[DATASET ENTRIES start]

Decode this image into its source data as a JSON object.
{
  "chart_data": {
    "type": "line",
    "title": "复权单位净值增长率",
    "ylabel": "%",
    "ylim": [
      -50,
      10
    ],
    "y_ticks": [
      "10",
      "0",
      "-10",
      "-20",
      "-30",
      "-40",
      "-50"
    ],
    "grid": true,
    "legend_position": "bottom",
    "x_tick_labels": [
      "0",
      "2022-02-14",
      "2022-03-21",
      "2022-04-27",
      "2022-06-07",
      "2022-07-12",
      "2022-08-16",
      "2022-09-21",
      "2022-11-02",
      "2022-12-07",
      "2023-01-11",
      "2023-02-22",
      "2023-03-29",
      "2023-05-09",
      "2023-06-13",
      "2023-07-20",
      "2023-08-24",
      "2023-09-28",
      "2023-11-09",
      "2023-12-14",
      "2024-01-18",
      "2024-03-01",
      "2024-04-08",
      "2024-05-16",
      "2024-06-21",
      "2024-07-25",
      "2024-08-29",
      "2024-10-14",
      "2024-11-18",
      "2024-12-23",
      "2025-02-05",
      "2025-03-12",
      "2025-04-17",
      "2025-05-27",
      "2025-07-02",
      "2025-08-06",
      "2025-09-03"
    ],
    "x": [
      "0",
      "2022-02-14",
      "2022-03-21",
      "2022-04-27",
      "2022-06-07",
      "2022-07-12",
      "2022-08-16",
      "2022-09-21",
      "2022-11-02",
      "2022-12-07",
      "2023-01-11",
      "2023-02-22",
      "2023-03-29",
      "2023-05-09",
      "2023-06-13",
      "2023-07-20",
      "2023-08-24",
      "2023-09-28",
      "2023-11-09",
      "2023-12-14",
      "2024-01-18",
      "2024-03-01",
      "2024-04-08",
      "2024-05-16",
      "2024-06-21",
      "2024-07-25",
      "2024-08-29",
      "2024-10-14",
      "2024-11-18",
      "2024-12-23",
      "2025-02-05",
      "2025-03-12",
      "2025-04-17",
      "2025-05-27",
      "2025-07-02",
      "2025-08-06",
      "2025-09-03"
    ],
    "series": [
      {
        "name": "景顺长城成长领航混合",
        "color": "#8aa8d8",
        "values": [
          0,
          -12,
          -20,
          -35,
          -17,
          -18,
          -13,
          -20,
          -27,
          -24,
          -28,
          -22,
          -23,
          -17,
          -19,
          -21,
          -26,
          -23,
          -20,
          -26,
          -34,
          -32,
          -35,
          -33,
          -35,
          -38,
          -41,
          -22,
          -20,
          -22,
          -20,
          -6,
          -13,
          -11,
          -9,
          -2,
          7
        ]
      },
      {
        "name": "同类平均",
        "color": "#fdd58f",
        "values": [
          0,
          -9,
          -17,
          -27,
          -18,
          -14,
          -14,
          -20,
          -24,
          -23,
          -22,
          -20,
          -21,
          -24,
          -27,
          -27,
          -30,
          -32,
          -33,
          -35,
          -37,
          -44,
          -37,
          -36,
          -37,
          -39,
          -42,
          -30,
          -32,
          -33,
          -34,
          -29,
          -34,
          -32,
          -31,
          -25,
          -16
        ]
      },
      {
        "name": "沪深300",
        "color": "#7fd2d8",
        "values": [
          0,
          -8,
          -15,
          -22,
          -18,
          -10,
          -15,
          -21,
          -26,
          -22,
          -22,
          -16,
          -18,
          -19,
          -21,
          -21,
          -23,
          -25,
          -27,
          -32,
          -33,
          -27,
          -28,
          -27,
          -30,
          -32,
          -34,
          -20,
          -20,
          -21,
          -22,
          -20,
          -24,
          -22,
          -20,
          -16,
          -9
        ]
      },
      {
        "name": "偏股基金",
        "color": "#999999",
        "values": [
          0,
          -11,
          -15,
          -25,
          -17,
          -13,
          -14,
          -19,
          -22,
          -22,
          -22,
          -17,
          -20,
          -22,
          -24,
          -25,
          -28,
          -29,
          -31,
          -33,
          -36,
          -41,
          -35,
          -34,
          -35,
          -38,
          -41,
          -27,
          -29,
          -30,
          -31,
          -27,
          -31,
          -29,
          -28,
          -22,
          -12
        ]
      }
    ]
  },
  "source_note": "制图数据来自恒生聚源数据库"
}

[DATASET ENTRIES end]

TASK DETAILS
Output all preceding records character for character.

SOLUTION
Decode this image into its source data as a JSON object.
{
  "chart_data": {
    "type": "line",
    "title": "复权单位净值增长率",
    "ylabel": "%",
    "ylim": [
      -50,
      10
    ],
    "y_ticks": [
      "10",
      "0",
      "-10",
      "-20",
      "-30",
      "-40",
      "-50"
    ],
    "grid": true,
    "legend_position": "bottom",
    "x_tick_labels": [
      "0",
      "2022-02-14",
      "2022-03-21",
      "2022-04-27",
      "2022-06-07",
      "2022-07-12",
      "2022-08-16",
      "2022-09-21",
      "2022-11-02",
      "2022-12-07",
      "2023-01-11",
      "2023-02-22",
      "2023-03-29",
      "2023-05-09",
      "2023-06-13",
      "2023-07-20",
      "2023-08-24",
      "2023-09-28",
      "2023-11-09",
      "2023-12-14",
      "2024-01-18",
      "2024-03-01",
      "2024-04-08",
      "2024-05-16",
      "2024-06-21",
      "2024-07-25",
      "2024-08-29",
      "2024-10-14",
      "2024-11-18",
      "2024-12-23",
      "2025-02-05",
      "2025-03-12",
      "2025-04-17",
      "2025-05-27",
      "2025-07-02",
      "2025-08-06",
      "2025-09-03"
    ],
    "x": [
      "0",
      "2022-02-14",
      "2022-03-21",
      "2022-04-27",
      "2022-06-07",
      "2022-07-12",
      "2022-08-16",
      "2022-09-21",
      "2022-11-02",
      "2022-12-07",
      "2023-01-11",
      "2023-02-22",
      "2023-03-29",
      "2023-05-09",
      "2023-06-13",
      "2023-07-20",
      "2023-08-24",
      "2023-09-28",
      "2023-11-09",
      "2023-12-14",
      "2024-01-18",
      "2024-03-01",
      "2024-04-08",
      "2024-05-16",
      "2024-06-21",
      "2024-07-25",
      "2024-08-29",
      "2024-10-14",
      "2024-11-18",
      "2024-12-23",
      "2025-02-05",
      "2025-03-12",
      "2025-04-17",
      "2025-05-27",
      "2025-07-02",
      "2025-08-06",
      "2025-09-03"
    ],
    "series": [
      {
        "name": "景顺长城成长领航混合",
        "color": "#8aa8d8",
        "values": [
          0,
          -12,
          -20,
          -35,
          -17,
          -18,
          -13,
          -20,
          -27,
          -24,
          -28,
          -22,
          -23,
          -17,
          -19,
          -21,
          -26,
          -23,
          -20,
          -26,
          -34,
          -32,
          -35,
          -33,
          -35,
          -38,
          -41,
          -22,
          -20,
          -22,
          -20,
          -6,
          -13,
          -11,
          -9,
          -2,
          7
        ]
      },
      {
        "name": "同类平均",
        "color": "#fdd58f",
        "values": [
          0,
          -9,
          -17,
          -27,
          -18,
          -14,
          -14,
          -20,
          -24,
          -23,
          -22,
          -20,
          -21,
          -24,
          -27,
          -27,
          -30,
          -32,
          -33,
          -35,
          -37,
          -44,
          -37,
          -36,
          -37,
          -39,
          -42,
          -30,
          -32,
          -33,
          -34,
          -29,
          -34,
          -32,
          -31,
          -25,
          -16
        ]
      },
      {
        "name": "沪深300",
        "color": "#7fd2d8",
        "values": [
          0,
          -8,
          -15,
          -22,
          -18,
          -10,
          -15,
          -21,
          -26,
          -22,
          -22,
          -16,
          -18,
          -19,
          -21,
          -21,
          -23,
          -25,
          -27,
          -32,
          -33,
          -27,
          -28,
          -27,
          -30,
          -32,
          -34,
          -20,
          -20,
          -21,
          -22,
          -20,
          -24,
          -22,
          -20,
          -16,
          -9
        ]
      },
      {
        "name": "偏股基金",
        "color": "#999999",
        "values": [
          0,
          -11,
          -15,
          -25,
          -17,
          -13,
          -14,
          -19,
          -22,
          -22,
          -22,
          -17,
          -20,
          -22,
          -24,
          -25,
          -28,
          -29,
          -31,
          -33,
          -36,
          -41,
          -35,
          -34,
          -35,
          -38,
          -41,
          -27,
          -29,
          -30,
          -31,
          -27,
          -31,
          -29,
          -28,
          -22,
          -12
        ]
      }
    ]
  },
  "source_note": "制图数据来自恒生聚源数据库"
}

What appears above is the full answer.